What you should do: All lines from the entries below that contain the string "Adipocytes" should be copied out.

───── Data shown

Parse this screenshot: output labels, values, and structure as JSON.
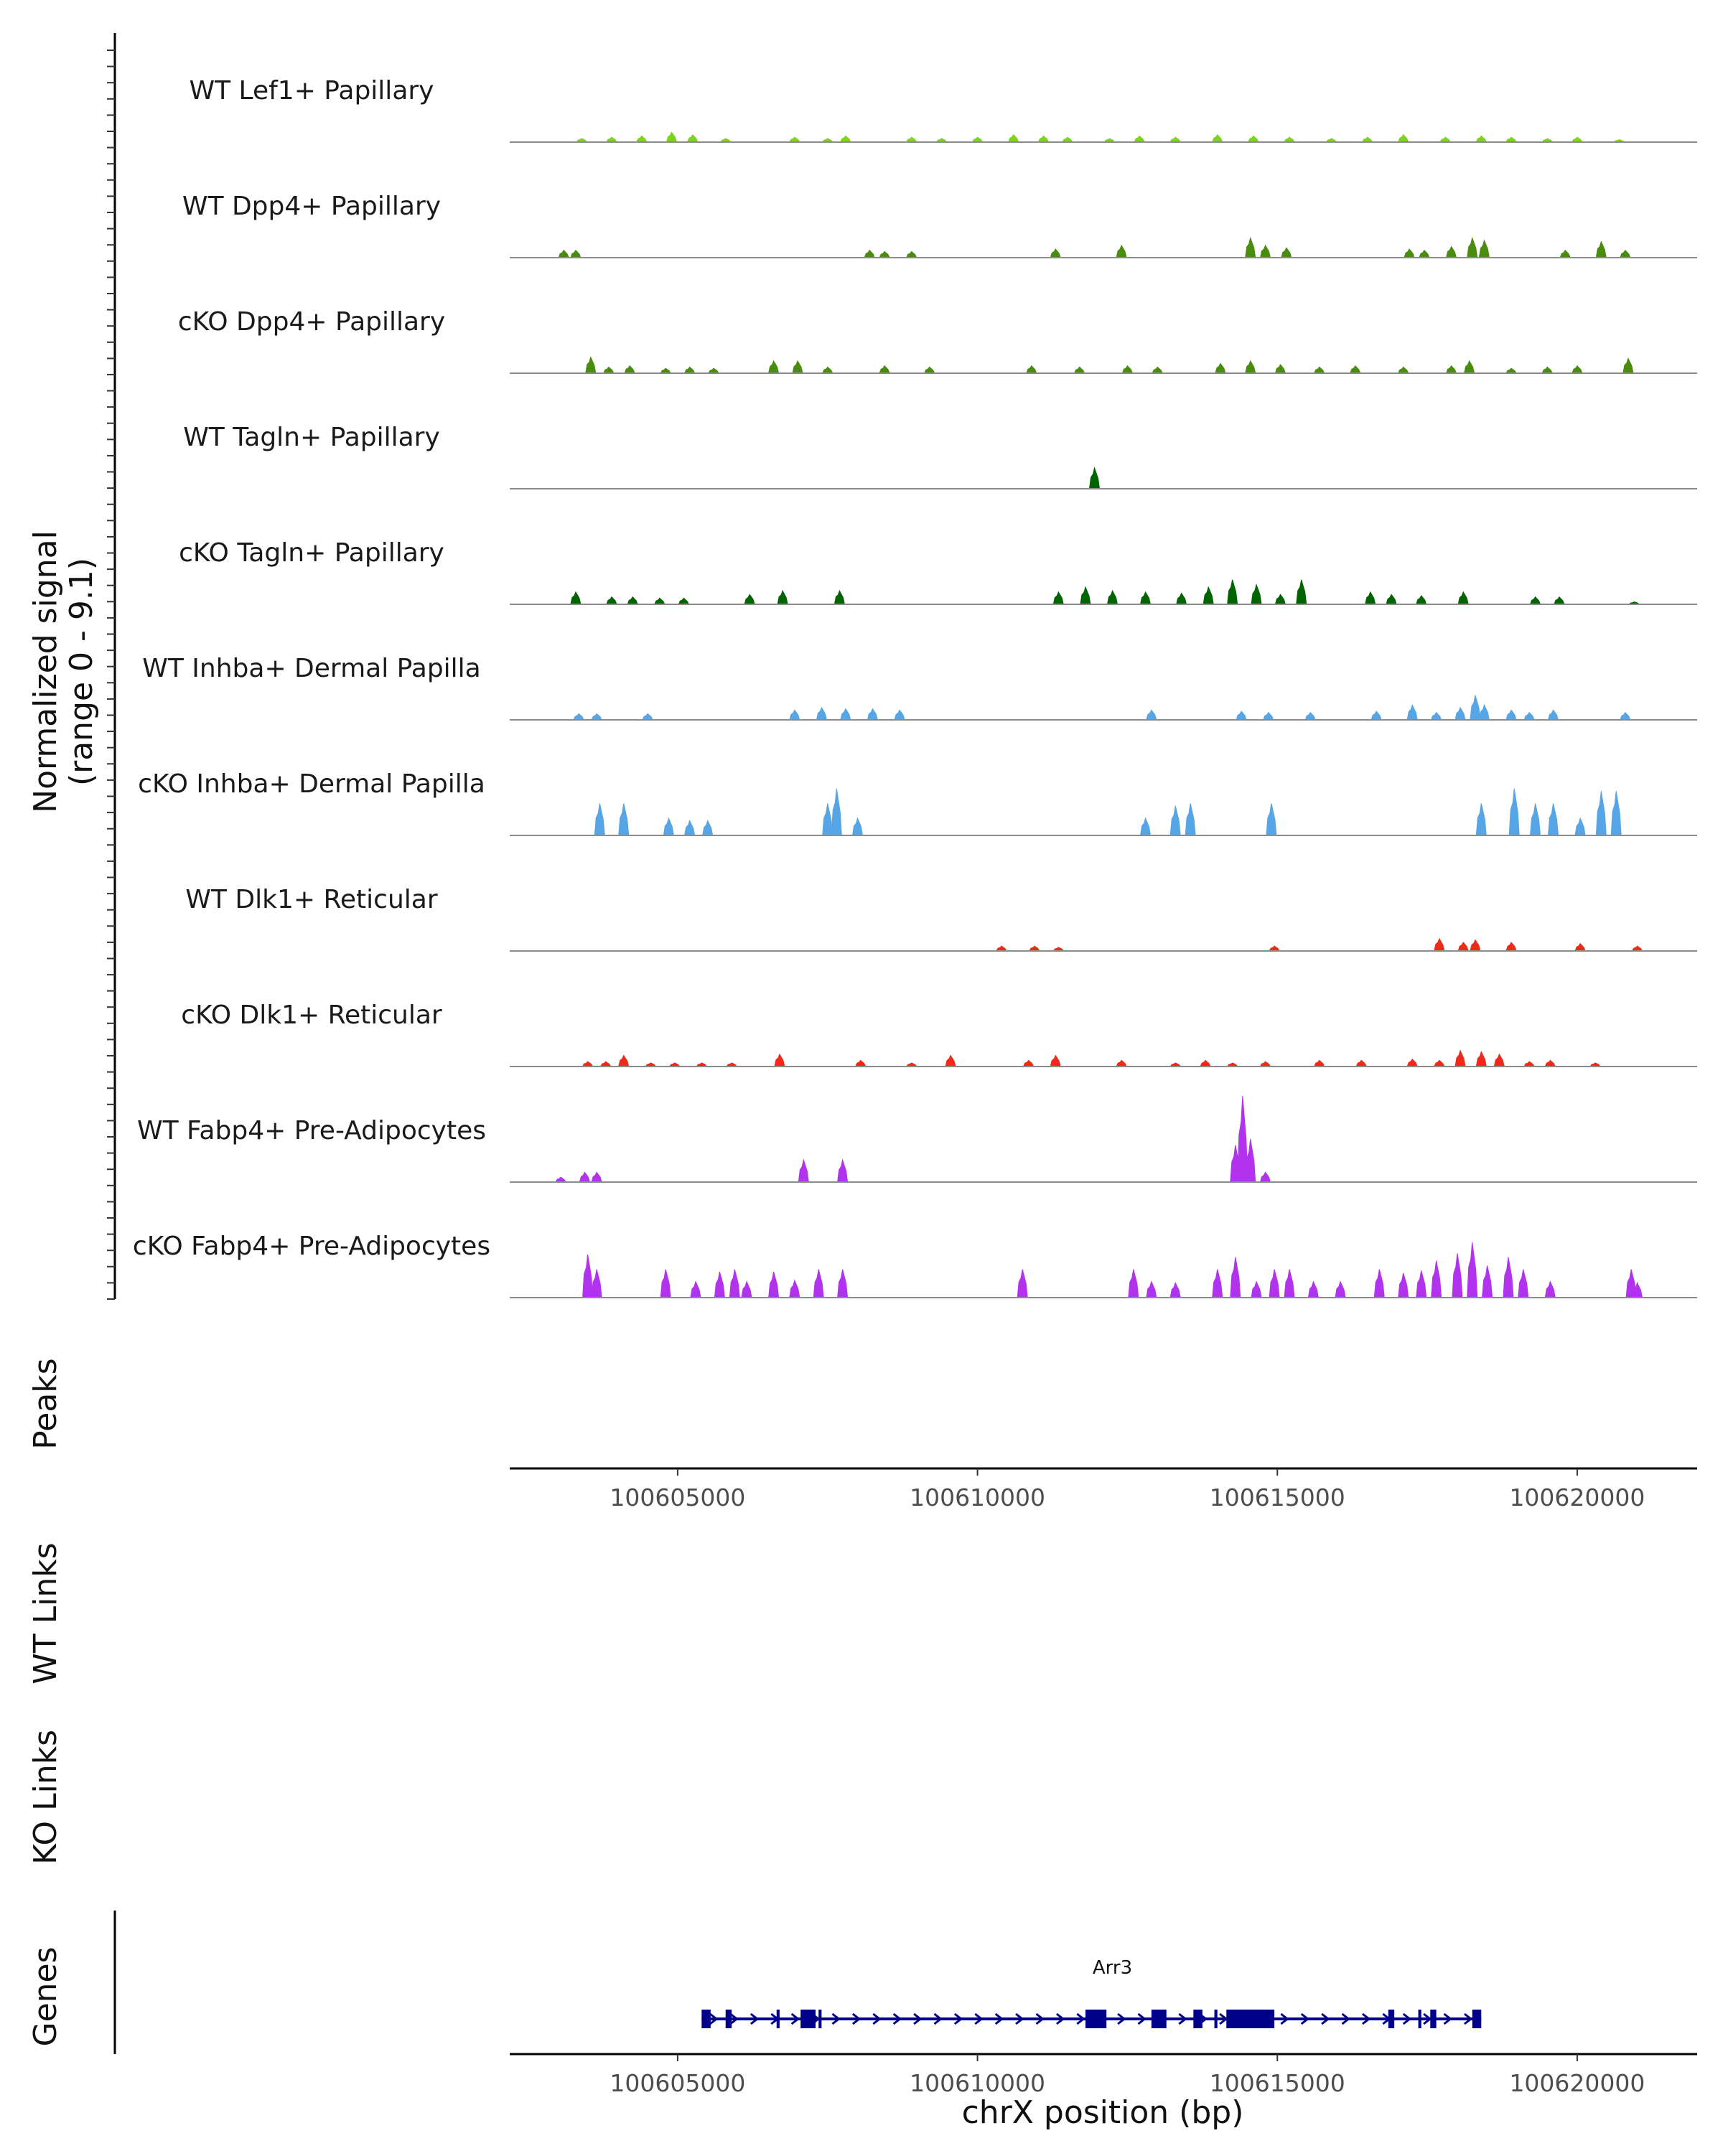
{
  "chart_data": {
    "type": "area",
    "title": "",
    "ylabel": "Normalized signal",
    "ylabel_range": "(range 0 - 9.1)",
    "ylim": [
      0,
      9.1
    ],
    "xlabel": "chrX position (bp)",
    "xlim": [
      100602200,
      100622000
    ],
    "xticks": [
      100605000,
      100610000,
      100615000,
      100620000
    ],
    "xtick_labels": [
      "100605000",
      "100610000",
      "100615000",
      "100620000"
    ],
    "tracks": [
      {
        "name": "WT Lef1+ Papillary",
        "color": "#7ED321",
        "peaks": [
          [
            100603400,
            0.3
          ],
          [
            100603900,
            0.4
          ],
          [
            100604400,
            0.5
          ],
          [
            100604900,
            0.8
          ],
          [
            100605250,
            0.6
          ],
          [
            100605800,
            0.3
          ],
          [
            100606950,
            0.4
          ],
          [
            100607500,
            0.3
          ],
          [
            100607800,
            0.5
          ],
          [
            100608900,
            0.4
          ],
          [
            100609400,
            0.3
          ],
          [
            100610000,
            0.4
          ],
          [
            100610600,
            0.6
          ],
          [
            100611100,
            0.5
          ],
          [
            100611500,
            0.4
          ],
          [
            100612200,
            0.3
          ],
          [
            100612700,
            0.5
          ],
          [
            100613300,
            0.4
          ],
          [
            100614000,
            0.6
          ],
          [
            100614600,
            0.5
          ],
          [
            100615200,
            0.4
          ],
          [
            100615900,
            0.3
          ],
          [
            100616500,
            0.4
          ],
          [
            100617100,
            0.6
          ],
          [
            100617800,
            0.4
          ],
          [
            100618400,
            0.5
          ],
          [
            100618900,
            0.4
          ],
          [
            100619500,
            0.3
          ],
          [
            100620000,
            0.4
          ],
          [
            100620700,
            0.2
          ]
        ]
      },
      {
        "name": "WT Dpp4+ Papillary",
        "color": "#4A8C0E",
        "peaks": [
          [
            100603100,
            0.6
          ],
          [
            100603300,
            0.6
          ],
          [
            100608200,
            0.6
          ],
          [
            100608450,
            0.5
          ],
          [
            100608900,
            0.5
          ],
          [
            100611300,
            0.7
          ],
          [
            100612400,
            1.0
          ],
          [
            100614550,
            1.6
          ],
          [
            100614800,
            1.0
          ],
          [
            100615150,
            0.8
          ],
          [
            100617200,
            0.7
          ],
          [
            100617450,
            0.6
          ],
          [
            100617900,
            0.9
          ],
          [
            100618250,
            1.6
          ],
          [
            100618450,
            1.4
          ],
          [
            100619800,
            0.6
          ],
          [
            100620400,
            1.3
          ],
          [
            100620800,
            0.6
          ]
        ]
      },
      {
        "name": "cKO Dpp4+ Papillary",
        "color": "#4A8C0E",
        "peaks": [
          [
            100603550,
            1.3
          ],
          [
            100603850,
            0.5
          ],
          [
            100604200,
            0.6
          ],
          [
            100604800,
            0.4
          ],
          [
            100605200,
            0.5
          ],
          [
            100605600,
            0.4
          ],
          [
            100606600,
            1.0
          ],
          [
            100607000,
            1.0
          ],
          [
            100607500,
            0.5
          ],
          [
            100608450,
            0.6
          ],
          [
            100609200,
            0.5
          ],
          [
            100610900,
            0.6
          ],
          [
            100611700,
            0.5
          ],
          [
            100612500,
            0.6
          ],
          [
            100613000,
            0.5
          ],
          [
            100614050,
            0.8
          ],
          [
            100614550,
            1.0
          ],
          [
            100615050,
            0.7
          ],
          [
            100615700,
            0.5
          ],
          [
            100616300,
            0.6
          ],
          [
            100617100,
            0.5
          ],
          [
            100617900,
            0.6
          ],
          [
            100618200,
            1.0
          ],
          [
            100618900,
            0.4
          ],
          [
            100619500,
            0.5
          ],
          [
            100620000,
            0.6
          ],
          [
            100620850,
            1.2
          ]
        ]
      },
      {
        "name": "WT Tagln+ Papillary",
        "color": "#006400",
        "peaks": [
          [
            100611950,
            1.7
          ]
        ]
      },
      {
        "name": "cKO Tagln+ Papillary",
        "color": "#006400",
        "peaks": [
          [
            100603300,
            1.0
          ],
          [
            100603900,
            0.6
          ],
          [
            100604250,
            0.6
          ],
          [
            100604700,
            0.5
          ],
          [
            100605100,
            0.5
          ],
          [
            100606200,
            0.8
          ],
          [
            100606750,
            1.1
          ],
          [
            100607700,
            1.1
          ],
          [
            100611350,
            1.0
          ],
          [
            100611800,
            1.4
          ],
          [
            100612250,
            1.1
          ],
          [
            100612800,
            1.0
          ],
          [
            100613400,
            0.9
          ],
          [
            100613850,
            1.4
          ],
          [
            100614250,
            2.0
          ],
          [
            100614650,
            1.6
          ],
          [
            100615050,
            0.8
          ],
          [
            100615400,
            2.0
          ],
          [
            100616550,
            1.0
          ],
          [
            100616900,
            0.8
          ],
          [
            100617400,
            0.7
          ],
          [
            100618100,
            1.0
          ],
          [
            100619300,
            0.6
          ],
          [
            100619700,
            0.6
          ],
          [
            100620950,
            0.2
          ]
        ]
      },
      {
        "name": "WT Inhba+ Dermal Papilla",
        "color": "#56A5E6",
        "peaks": [
          [
            100603350,
            0.5
          ],
          [
            100603650,
            0.5
          ],
          [
            100604500,
            0.5
          ],
          [
            100606950,
            0.8
          ],
          [
            100607400,
            1.0
          ],
          [
            100607800,
            0.9
          ],
          [
            100608250,
            0.9
          ],
          [
            100608700,
            0.8
          ],
          [
            100612900,
            0.8
          ],
          [
            100614400,
            0.7
          ],
          [
            100614850,
            0.6
          ],
          [
            100615550,
            0.6
          ],
          [
            100616650,
            0.7
          ],
          [
            100617250,
            1.2
          ],
          [
            100617650,
            0.6
          ],
          [
            100618050,
            1.0
          ],
          [
            100618300,
            2.0
          ],
          [
            100618450,
            1.2
          ],
          [
            100618900,
            0.8
          ],
          [
            100619200,
            0.6
          ],
          [
            100619600,
            0.8
          ],
          [
            100620800,
            0.6
          ]
        ]
      },
      {
        "name": "cKO Inhba+ Dermal Papilla",
        "color": "#56A5E6",
        "peaks": [
          [
            100603700,
            2.6
          ],
          [
            100604100,
            2.6
          ],
          [
            100604850,
            1.4
          ],
          [
            100605200,
            1.2
          ],
          [
            100605500,
            1.2
          ],
          [
            100607500,
            2.6
          ],
          [
            100607650,
            3.8
          ],
          [
            100608000,
            1.4
          ],
          [
            100612800,
            1.4
          ],
          [
            100613300,
            2.4
          ],
          [
            100613550,
            2.6
          ],
          [
            100614900,
            2.6
          ],
          [
            100618400,
            2.6
          ],
          [
            100618950,
            3.8
          ],
          [
            100619300,
            2.6
          ],
          [
            100619600,
            2.6
          ],
          [
            100620050,
            1.4
          ],
          [
            100620400,
            3.6
          ],
          [
            100620650,
            3.6
          ]
        ]
      },
      {
        "name": "WT Dlk1+ Reticular",
        "color": "#EE2B1A",
        "peaks": [
          [
            100610400,
            0.4
          ],
          [
            100610950,
            0.4
          ],
          [
            100611350,
            0.3
          ],
          [
            100614950,
            0.4
          ],
          [
            100617700,
            1.0
          ],
          [
            100618100,
            0.7
          ],
          [
            100618300,
            0.9
          ],
          [
            100618900,
            0.7
          ],
          [
            100620050,
            0.6
          ],
          [
            100621000,
            0.4
          ]
        ]
      },
      {
        "name": "cKO Dlk1+ Reticular",
        "color": "#EE2B1A",
        "peaks": [
          [
            100603500,
            0.4
          ],
          [
            100603800,
            0.4
          ],
          [
            100604100,
            0.9
          ],
          [
            100604550,
            0.3
          ],
          [
            100604950,
            0.3
          ],
          [
            100605400,
            0.3
          ],
          [
            100605900,
            0.3
          ],
          [
            100606700,
            1.0
          ],
          [
            100608050,
            0.5
          ],
          [
            100608900,
            0.3
          ],
          [
            100609550,
            0.9
          ],
          [
            100610850,
            0.5
          ],
          [
            100611300,
            0.9
          ],
          [
            100612400,
            0.5
          ],
          [
            100613300,
            0.3
          ],
          [
            100613800,
            0.5
          ],
          [
            100614250,
            0.3
          ],
          [
            100614800,
            0.4
          ],
          [
            100615700,
            0.5
          ],
          [
            100616400,
            0.5
          ],
          [
            100617250,
            0.6
          ],
          [
            100617700,
            0.5
          ],
          [
            100618050,
            1.3
          ],
          [
            100618400,
            1.2
          ],
          [
            100618700,
            1.0
          ],
          [
            100619200,
            0.4
          ],
          [
            100619550,
            0.5
          ],
          [
            100620300,
            0.3
          ]
        ]
      },
      {
        "name": "WT Fabp4+ Pre-Adipocytes",
        "color": "#B233EE",
        "peaks": [
          [
            100603050,
            0.4
          ],
          [
            100603450,
            0.8
          ],
          [
            100603650,
            0.8
          ],
          [
            100607100,
            1.8
          ],
          [
            100607750,
            1.8
          ],
          [
            100614300,
            3.0
          ],
          [
            100614420,
            7.0
          ],
          [
            100614550,
            3.5
          ],
          [
            100614800,
            0.8
          ]
        ]
      },
      {
        "name": "cKO Fabp4+ Pre-Adipocytes",
        "color": "#B233EE",
        "peaks": [
          [
            100603500,
            3.5
          ],
          [
            100603650,
            2.3
          ],
          [
            100604800,
            2.3
          ],
          [
            100605300,
            1.3
          ],
          [
            100605700,
            2.1
          ],
          [
            100605950,
            2.3
          ],
          [
            100606150,
            1.3
          ],
          [
            100606600,
            2.1
          ],
          [
            100606950,
            1.4
          ],
          [
            100607350,
            2.3
          ],
          [
            100607750,
            2.3
          ],
          [
            100610750,
            2.3
          ],
          [
            100612600,
            2.3
          ],
          [
            100612900,
            1.3
          ],
          [
            100613300,
            1.2
          ],
          [
            100614000,
            2.3
          ],
          [
            100614300,
            3.3
          ],
          [
            100614650,
            1.3
          ],
          [
            100614950,
            2.3
          ],
          [
            100615200,
            2.3
          ],
          [
            100615600,
            1.3
          ],
          [
            100616050,
            1.3
          ],
          [
            100616700,
            2.3
          ],
          [
            100617100,
            2.0
          ],
          [
            100617400,
            2.2
          ],
          [
            100617650,
            3.0
          ],
          [
            100618000,
            3.6
          ],
          [
            100618250,
            4.5
          ],
          [
            100618500,
            2.6
          ],
          [
            100618850,
            3.3
          ],
          [
            100619100,
            2.3
          ],
          [
            100619550,
            1.3
          ],
          [
            100620900,
            2.3
          ],
          [
            100621000,
            1.2
          ]
        ]
      }
    ],
    "gene": {
      "name": "Arr3",
      "strand": "+",
      "start": 100605400,
      "end": 100618400,
      "exons": [
        [
          100605400,
          100605550
        ],
        [
          100605800,
          100605900
        ],
        [
          100606650,
          100606700
        ],
        [
          100607050,
          100607300
        ],
        [
          100607350,
          100607400
        ],
        [
          100611800,
          100612150
        ],
        [
          100612900,
          100613150
        ],
        [
          100613600,
          100613750
        ],
        [
          100613950,
          100614000
        ],
        [
          100614150,
          100614950
        ],
        [
          100616850,
          100616950
        ],
        [
          100617350,
          100617400
        ],
        [
          100617550,
          100617650
        ],
        [
          100618250,
          100618400
        ]
      ]
    },
    "panels": {
      "peaks": "Peaks",
      "wt_links": "WT Links",
      "ko_links": "KO Links",
      "genes": "Genes"
    }
  }
}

──────────

Written reply:
        "name": "WT Fabp4+ Pre-Adipocytes",
        "name": "cKO Fabp4+ Pre-Adipocytes",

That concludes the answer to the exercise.